**DIRECTION:**
Your task is to copy every line of this material exactly.
———
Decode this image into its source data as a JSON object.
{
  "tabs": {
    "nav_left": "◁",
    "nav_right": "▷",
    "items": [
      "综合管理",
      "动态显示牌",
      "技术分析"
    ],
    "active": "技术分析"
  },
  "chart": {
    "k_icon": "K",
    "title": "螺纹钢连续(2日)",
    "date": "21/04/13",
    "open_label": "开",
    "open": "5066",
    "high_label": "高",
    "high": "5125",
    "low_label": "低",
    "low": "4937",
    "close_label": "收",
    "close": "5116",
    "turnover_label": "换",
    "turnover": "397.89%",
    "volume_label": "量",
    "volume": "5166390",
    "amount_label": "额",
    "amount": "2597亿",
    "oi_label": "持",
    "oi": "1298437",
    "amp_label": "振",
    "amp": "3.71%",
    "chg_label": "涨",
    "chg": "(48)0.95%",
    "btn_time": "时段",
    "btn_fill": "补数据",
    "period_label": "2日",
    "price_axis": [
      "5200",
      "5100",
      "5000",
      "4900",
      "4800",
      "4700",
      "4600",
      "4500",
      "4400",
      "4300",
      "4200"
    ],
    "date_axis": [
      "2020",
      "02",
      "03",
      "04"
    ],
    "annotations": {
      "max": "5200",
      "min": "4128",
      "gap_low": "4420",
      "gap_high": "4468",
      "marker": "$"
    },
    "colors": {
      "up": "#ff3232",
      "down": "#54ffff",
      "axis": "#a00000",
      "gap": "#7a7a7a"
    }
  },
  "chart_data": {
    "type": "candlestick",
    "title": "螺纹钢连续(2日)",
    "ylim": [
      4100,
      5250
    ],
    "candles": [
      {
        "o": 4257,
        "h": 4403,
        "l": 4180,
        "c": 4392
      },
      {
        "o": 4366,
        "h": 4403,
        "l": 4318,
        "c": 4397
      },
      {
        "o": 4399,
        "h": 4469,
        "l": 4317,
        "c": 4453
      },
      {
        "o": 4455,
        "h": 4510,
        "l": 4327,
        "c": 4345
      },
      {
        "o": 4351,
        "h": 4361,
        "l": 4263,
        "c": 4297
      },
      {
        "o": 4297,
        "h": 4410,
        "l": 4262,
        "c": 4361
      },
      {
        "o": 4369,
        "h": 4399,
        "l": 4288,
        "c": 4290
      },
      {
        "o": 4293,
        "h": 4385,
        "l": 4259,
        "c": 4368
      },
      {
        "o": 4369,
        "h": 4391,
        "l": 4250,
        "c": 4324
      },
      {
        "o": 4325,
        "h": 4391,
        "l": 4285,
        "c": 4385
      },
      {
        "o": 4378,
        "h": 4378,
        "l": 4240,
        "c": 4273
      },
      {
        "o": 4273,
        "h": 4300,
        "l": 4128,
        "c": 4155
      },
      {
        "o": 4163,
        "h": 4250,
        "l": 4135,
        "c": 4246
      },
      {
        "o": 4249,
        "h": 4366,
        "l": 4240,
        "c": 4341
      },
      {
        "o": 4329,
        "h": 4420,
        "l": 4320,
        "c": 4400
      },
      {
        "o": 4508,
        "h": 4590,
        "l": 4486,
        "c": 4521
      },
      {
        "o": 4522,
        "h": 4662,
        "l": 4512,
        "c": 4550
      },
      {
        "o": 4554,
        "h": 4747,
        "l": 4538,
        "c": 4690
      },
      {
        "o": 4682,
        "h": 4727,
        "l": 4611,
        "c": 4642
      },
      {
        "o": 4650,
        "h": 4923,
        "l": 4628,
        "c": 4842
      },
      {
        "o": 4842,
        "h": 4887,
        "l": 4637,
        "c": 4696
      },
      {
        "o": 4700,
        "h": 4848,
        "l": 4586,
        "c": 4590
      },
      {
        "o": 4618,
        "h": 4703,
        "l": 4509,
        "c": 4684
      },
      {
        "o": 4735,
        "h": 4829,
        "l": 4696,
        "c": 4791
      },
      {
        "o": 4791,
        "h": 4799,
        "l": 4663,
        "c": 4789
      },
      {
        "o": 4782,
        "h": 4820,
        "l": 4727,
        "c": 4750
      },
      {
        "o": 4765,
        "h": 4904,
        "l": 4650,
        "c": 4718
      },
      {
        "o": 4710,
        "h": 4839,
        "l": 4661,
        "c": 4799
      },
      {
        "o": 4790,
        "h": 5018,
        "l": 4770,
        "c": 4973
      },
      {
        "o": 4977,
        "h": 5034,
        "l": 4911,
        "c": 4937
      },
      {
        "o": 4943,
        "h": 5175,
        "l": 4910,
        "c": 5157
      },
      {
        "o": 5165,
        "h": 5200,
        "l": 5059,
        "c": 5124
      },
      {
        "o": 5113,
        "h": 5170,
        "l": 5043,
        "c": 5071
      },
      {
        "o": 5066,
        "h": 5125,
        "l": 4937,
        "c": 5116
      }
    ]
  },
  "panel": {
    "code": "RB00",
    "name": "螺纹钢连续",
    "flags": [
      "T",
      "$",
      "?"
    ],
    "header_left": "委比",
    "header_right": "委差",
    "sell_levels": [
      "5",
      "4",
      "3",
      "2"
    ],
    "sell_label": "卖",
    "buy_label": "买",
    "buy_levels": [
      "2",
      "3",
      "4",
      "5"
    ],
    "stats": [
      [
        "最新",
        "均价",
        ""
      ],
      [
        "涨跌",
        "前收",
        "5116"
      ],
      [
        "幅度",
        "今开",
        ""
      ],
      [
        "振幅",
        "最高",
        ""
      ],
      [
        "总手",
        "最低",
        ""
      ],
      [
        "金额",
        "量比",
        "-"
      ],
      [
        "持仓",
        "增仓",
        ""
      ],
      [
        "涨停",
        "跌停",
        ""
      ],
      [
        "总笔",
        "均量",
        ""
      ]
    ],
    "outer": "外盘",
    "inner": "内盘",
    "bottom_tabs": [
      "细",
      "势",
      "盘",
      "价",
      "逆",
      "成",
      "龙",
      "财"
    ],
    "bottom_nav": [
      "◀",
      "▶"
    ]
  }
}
———
**EXERCISE RESPONSE:**
Decode this image into its source data as a JSON object.
{
  "tabs": {
    "nav_left": "◁",
    "nav_right": "▷",
    "items": [
      "综合管理",
      "动态显示牌",
      "技术分析"
    ],
    "active": "技术分析"
  },
  "chart": {
    "k_icon": "K",
    "title": "螺纹钢连续(2日)",
    "date": "21/04/13",
    "open_label": "开",
    "open": "5066",
    "high_label": "高",
    "high": "5125",
    "low_label": "低",
    "low": "4937",
    "close_label": "收",
    "close": "5116",
    "turnover_label": "换",
    "turnover": "397.89%",
    "volume_label": "量",
    "volume": "5166390",
    "amount_label": "额",
    "amount": "2597亿",
    "oi_label": "持",
    "oi": "1298437",
    "amp_label": "振",
    "amp": "3.71%",
    "chg_label": "涨",
    "chg": "(48)0.95%",
    "btn_time": "时段",
    "btn_fill": "补数据",
    "period_label": "2日",
    "price_axis": [
      "5200",
      "5100",
      "5000",
      "4900",
      "4800",
      "4700",
      "4600",
      "4500",
      "4400",
      "4300",
      "4200"
    ],
    "date_axis": [
      "2020",
      "02",
      "03",
      "04"
    ],
    "annotations": {
      "max": "5200",
      "min": "4128",
      "gap_low": "4420",
      "gap_high": "4468",
      "marker": "$"
    },
    "colors": {
      "up": "#ff3232",
      "down": "#54ffff",
      "axis": "#a00000",
      "gap": "#7a7a7a"
    }
  },
  "chart_data": {
    "type": "candlestick",
    "title": "螺纹钢连续(2日)",
    "ylim": [
      4100,
      5250
    ],
    "candles": [
      {
        "o": 4257,
        "h": 4403,
        "l": 4180,
        "c": 4392
      },
      {
        "o": 4366,
        "h": 4403,
        "l": 4318,
        "c": 4397
      },
      {
        "o": 4399,
        "h": 4469,
        "l": 4317,
        "c": 4453
      },
      {
        "o": 4455,
        "h": 4510,
        "l": 4327,
        "c": 4345
      },
      {
        "o": 4351,
        "h": 4361,
        "l": 4263,
        "c": 4297
      },
      {
        "o": 4297,
        "h": 4410,
        "l": 4262,
        "c": 4361
      },
      {
        "o": 4369,
        "h": 4399,
        "l": 4288,
        "c": 4290
      },
      {
        "o": 4293,
        "h": 4385,
        "l": 4259,
        "c": 4368
      },
      {
        "o": 4369,
        "h": 4391,
        "l": 4250,
        "c": 4324
      },
      {
        "o": 4325,
        "h": 4391,
        "l": 4285,
        "c": 4385
      },
      {
        "o": 4378,
        "h": 4378,
        "l": 4240,
        "c": 4273
      },
      {
        "o": 4273,
        "h": 4300,
        "l": 4128,
        "c": 4155
      },
      {
        "o": 4163,
        "h": 4250,
        "l": 4135,
        "c": 4246
      },
      {
        "o": 4249,
        "h": 4366,
        "l": 4240,
        "c": 4341
      },
      {
        "o": 4329,
        "h": 4420,
        "l": 4320,
        "c": 4400
      },
      {
        "o": 4508,
        "h": 4590,
        "l": 4486,
        "c": 4521
      },
      {
        "o": 4522,
        "h": 4662,
        "l": 4512,
        "c": 4550
      },
      {
        "o": 4554,
        "h": 4747,
        "l": 4538,
        "c": 4690
      },
      {
        "o": 4682,
        "h": 4727,
        "l": 4611,
        "c": 4642
      },
      {
        "o": 4650,
        "h": 4923,
        "l": 4628,
        "c": 4842
      },
      {
        "o": 4842,
        "h": 4887,
        "l": 4637,
        "c": 4696
      },
      {
        "o": 4700,
        "h": 4848,
        "l": 4586,
        "c": 4590
      },
      {
        "o": 4618,
        "h": 4703,
        "l": 4509,
        "c": 4684
      },
      {
        "o": 4735,
        "h": 4829,
        "l": 4696,
        "c": 4791
      },
      {
        "o": 4791,
        "h": 4799,
        "l": 4663,
        "c": 4789
      },
      {
        "o": 4782,
        "h": 4820,
        "l": 4727,
        "c": 4750
      },
      {
        "o": 4765,
        "h": 4904,
        "l": 4650,
        "c": 4718
      },
      {
        "o": 4710,
        "h": 4839,
        "l": 4661,
        "c": 4799
      },
      {
        "o": 4790,
        "h": 5018,
        "l": 4770,
        "c": 4973
      },
      {
        "o": 4977,
        "h": 5034,
        "l": 4911,
        "c": 4937
      },
      {
        "o": 4943,
        "h": 5175,
        "l": 4910,
        "c": 5157
      },
      {
        "o": 5165,
        "h": 5200,
        "l": 5059,
        "c": 5124
      },
      {
        "o": 5113,
        "h": 5170,
        "l": 5043,
        "c": 5071
      },
      {
        "o": 5066,
        "h": 5125,
        "l": 4937,
        "c": 5116
      }
    ]
  },
  "panel": {
    "code": "RB00",
    "name": "螺纹钢连续",
    "flags": [
      "T",
      "$",
      "?"
    ],
    "header_left": "委比",
    "header_right": "委差",
    "sell_levels": [
      "5",
      "4",
      "3",
      "2"
    ],
    "sell_label": "卖",
    "buy_label": "买",
    "buy_levels": [
      "2",
      "3",
      "4",
      "5"
    ],
    "stats": [
      [
        "最新",
        "均价",
        ""
      ],
      [
        "涨跌",
        "前收",
        "5116"
      ],
      [
        "幅度",
        "今开",
        ""
      ],
      [
        "振幅",
        "最高",
        ""
      ],
      [
        "总手",
        "最低",
        ""
      ],
      [
        "金额",
        "量比",
        "-"
      ],
      [
        "持仓",
        "增仓",
        ""
      ],
      [
        "涨停",
        "跌停",
        ""
      ],
      [
        "总笔",
        "均量",
        ""
      ]
    ],
    "outer": "外盘",
    "inner": "内盘",
    "bottom_tabs": [
      "细",
      "势",
      "盘",
      "价",
      "逆",
      "成",
      "龙",
      "财"
    ],
    "bottom_nav": [
      "◀",
      "▶"
    ]
  }
}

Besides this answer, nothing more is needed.